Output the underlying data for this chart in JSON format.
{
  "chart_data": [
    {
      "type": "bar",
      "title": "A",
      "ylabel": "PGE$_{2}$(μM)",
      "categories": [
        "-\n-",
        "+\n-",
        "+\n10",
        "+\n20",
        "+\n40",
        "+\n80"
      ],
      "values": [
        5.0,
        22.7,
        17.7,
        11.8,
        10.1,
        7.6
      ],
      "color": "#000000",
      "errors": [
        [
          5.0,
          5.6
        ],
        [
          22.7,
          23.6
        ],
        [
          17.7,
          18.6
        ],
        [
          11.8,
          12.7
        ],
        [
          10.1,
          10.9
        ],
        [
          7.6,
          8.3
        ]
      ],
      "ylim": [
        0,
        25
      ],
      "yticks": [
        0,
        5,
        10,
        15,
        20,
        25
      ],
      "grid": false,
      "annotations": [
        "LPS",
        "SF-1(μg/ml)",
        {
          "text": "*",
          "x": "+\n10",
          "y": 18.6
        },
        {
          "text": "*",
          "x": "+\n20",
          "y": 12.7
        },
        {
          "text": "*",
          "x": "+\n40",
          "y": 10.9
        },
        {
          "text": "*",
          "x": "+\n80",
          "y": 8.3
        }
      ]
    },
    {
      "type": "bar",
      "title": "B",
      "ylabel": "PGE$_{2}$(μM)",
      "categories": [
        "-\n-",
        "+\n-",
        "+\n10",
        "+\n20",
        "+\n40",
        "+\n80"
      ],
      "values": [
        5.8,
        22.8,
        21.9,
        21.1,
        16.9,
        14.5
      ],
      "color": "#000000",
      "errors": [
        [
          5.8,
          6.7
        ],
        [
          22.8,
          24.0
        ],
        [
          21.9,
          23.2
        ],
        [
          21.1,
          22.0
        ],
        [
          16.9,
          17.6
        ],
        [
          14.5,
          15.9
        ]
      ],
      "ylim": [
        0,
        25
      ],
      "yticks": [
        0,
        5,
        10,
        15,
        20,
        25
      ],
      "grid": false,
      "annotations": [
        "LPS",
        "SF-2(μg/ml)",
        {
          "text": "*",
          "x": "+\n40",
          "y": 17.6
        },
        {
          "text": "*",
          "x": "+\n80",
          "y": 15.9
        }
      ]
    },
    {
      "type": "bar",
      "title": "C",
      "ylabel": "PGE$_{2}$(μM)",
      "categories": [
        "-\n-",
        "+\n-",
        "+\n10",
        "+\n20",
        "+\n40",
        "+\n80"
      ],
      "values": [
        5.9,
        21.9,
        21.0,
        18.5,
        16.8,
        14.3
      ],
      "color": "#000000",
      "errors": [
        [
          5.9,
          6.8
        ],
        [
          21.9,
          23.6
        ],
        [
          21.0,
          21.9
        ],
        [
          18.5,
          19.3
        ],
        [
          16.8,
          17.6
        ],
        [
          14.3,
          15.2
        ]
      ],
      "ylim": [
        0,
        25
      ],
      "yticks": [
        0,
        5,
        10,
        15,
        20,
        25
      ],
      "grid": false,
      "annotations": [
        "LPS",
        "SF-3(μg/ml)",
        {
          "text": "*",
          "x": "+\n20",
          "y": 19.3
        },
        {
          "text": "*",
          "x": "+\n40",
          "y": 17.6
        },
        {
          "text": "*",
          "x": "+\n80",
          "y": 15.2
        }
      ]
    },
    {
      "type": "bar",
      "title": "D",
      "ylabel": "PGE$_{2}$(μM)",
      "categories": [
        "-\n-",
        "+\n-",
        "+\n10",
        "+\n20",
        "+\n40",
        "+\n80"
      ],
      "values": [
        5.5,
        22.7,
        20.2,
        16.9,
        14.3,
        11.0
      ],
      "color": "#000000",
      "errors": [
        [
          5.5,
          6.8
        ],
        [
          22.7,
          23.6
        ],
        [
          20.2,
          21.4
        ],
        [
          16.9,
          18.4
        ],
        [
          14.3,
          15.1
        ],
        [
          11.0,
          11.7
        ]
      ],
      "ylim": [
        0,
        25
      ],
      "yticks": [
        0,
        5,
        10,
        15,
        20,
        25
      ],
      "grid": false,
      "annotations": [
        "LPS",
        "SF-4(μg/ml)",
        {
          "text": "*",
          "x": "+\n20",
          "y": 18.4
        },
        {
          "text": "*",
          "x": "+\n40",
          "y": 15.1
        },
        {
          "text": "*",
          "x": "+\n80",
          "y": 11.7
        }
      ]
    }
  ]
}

## [What you should do]
Print the records above exactly as they appear.

## [Written response]
Output the underlying data for this chart in JSON format.
{
  "chart_data": [
    {
      "type": "bar",
      "title": "A",
      "ylabel": "PGE$_{2}$(μM)",
      "categories": [
        "-\n-",
        "+\n-",
        "+\n10",
        "+\n20",
        "+\n40",
        "+\n80"
      ],
      "values": [
        5.0,
        22.7,
        17.7,
        11.8,
        10.1,
        7.6
      ],
      "color": "#000000",
      "errors": [
        [
          5.0,
          5.6
        ],
        [
          22.7,
          23.6
        ],
        [
          17.7,
          18.6
        ],
        [
          11.8,
          12.7
        ],
        [
          10.1,
          10.9
        ],
        [
          7.6,
          8.3
        ]
      ],
      "ylim": [
        0,
        25
      ],
      "yticks": [
        0,
        5,
        10,
        15,
        20,
        25
      ],
      "grid": false,
      "annotations": [
        "LPS",
        "SF-1(μg/ml)",
        {
          "text": "*",
          "x": "+\n10",
          "y": 18.6
        },
        {
          "text": "*",
          "x": "+\n20",
          "y": 12.7
        },
        {
          "text": "*",
          "x": "+\n40",
          "y": 10.9
        },
        {
          "text": "*",
          "x": "+\n80",
          "y": 8.3
        }
      ]
    },
    {
      "type": "bar",
      "title": "B",
      "ylabel": "PGE$_{2}$(μM)",
      "categories": [
        "-\n-",
        "+\n-",
        "+\n10",
        "+\n20",
        "+\n40",
        "+\n80"
      ],
      "values": [
        5.8,
        22.8,
        21.9,
        21.1,
        16.9,
        14.5
      ],
      "color": "#000000",
      "errors": [
        [
          5.8,
          6.7
        ],
        [
          22.8,
          24.0
        ],
        [
          21.9,
          23.2
        ],
        [
          21.1,
          22.0
        ],
        [
          16.9,
          17.6
        ],
        [
          14.5,
          15.9
        ]
      ],
      "ylim": [
        0,
        25
      ],
      "yticks": [
        0,
        5,
        10,
        15,
        20,
        25
      ],
      "grid": false,
      "annotations": [
        "LPS",
        "SF-2(μg/ml)",
        {
          "text": "*",
          "x": "+\n40",
          "y": 17.6
        },
        {
          "text": "*",
          "x": "+\n80",
          "y": 15.9
        }
      ]
    },
    {
      "type": "bar",
      "title": "C",
      "ylabel": "PGE$_{2}$(μM)",
      "categories": [
        "-\n-",
        "+\n-",
        "+\n10",
        "+\n20",
        "+\n40",
        "+\n80"
      ],
      "values": [
        5.9,
        21.9,
        21.0,
        18.5,
        16.8,
        14.3
      ],
      "color": "#000000",
      "errors": [
        [
          5.9,
          6.8
        ],
        [
          21.9,
          23.6
        ],
        [
          21.0,
          21.9
        ],
        [
          18.5,
          19.3
        ],
        [
          16.8,
          17.6
        ],
        [
          14.3,
          15.2
        ]
      ],
      "ylim": [
        0,
        25
      ],
      "yticks": [
        0,
        5,
        10,
        15,
        20,
        25
      ],
      "grid": false,
      "annotations": [
        "LPS",
        "SF-3(μg/ml)",
        {
          "text": "*",
          "x": "+\n20",
          "y": 19.3
        },
        {
          "text": "*",
          "x": "+\n40",
          "y": 17.6
        },
        {
          "text": "*",
          "x": "+\n80",
          "y": 15.2
        }
      ]
    },
    {
      "type": "bar",
      "title": "D",
      "ylabel": "PGE$_{2}$(μM)",
      "categories": [
        "-\n-",
        "+\n-",
        "+\n10",
        "+\n20",
        "+\n40",
        "+\n80"
      ],
      "values": [
        5.5,
        22.7,
        20.2,
        16.9,
        14.3,
        11.0
      ],
      "color": "#000000",
      "errors": [
        [
          5.5,
          6.8
        ],
        [
          22.7,
          23.6
        ],
        [
          20.2,
          21.4
        ],
        [
          16.9,
          18.4
        ],
        [
          14.3,
          15.1
        ],
        [
          11.0,
          11.7
        ]
      ],
      "ylim": [
        0,
        25
      ],
      "yticks": [
        0,
        5,
        10,
        15,
        20,
        25
      ],
      "grid": false,
      "annotations": [
        "LPS",
        "SF-4(μg/ml)",
        {
          "text": "*",
          "x": "+\n20",
          "y": 18.4
        },
        {
          "text": "*",
          "x": "+\n40",
          "y": 15.1
        },
        {
          "text": "*",
          "x": "+\n80",
          "y": 11.7
        }
      ]
    }
  ]
}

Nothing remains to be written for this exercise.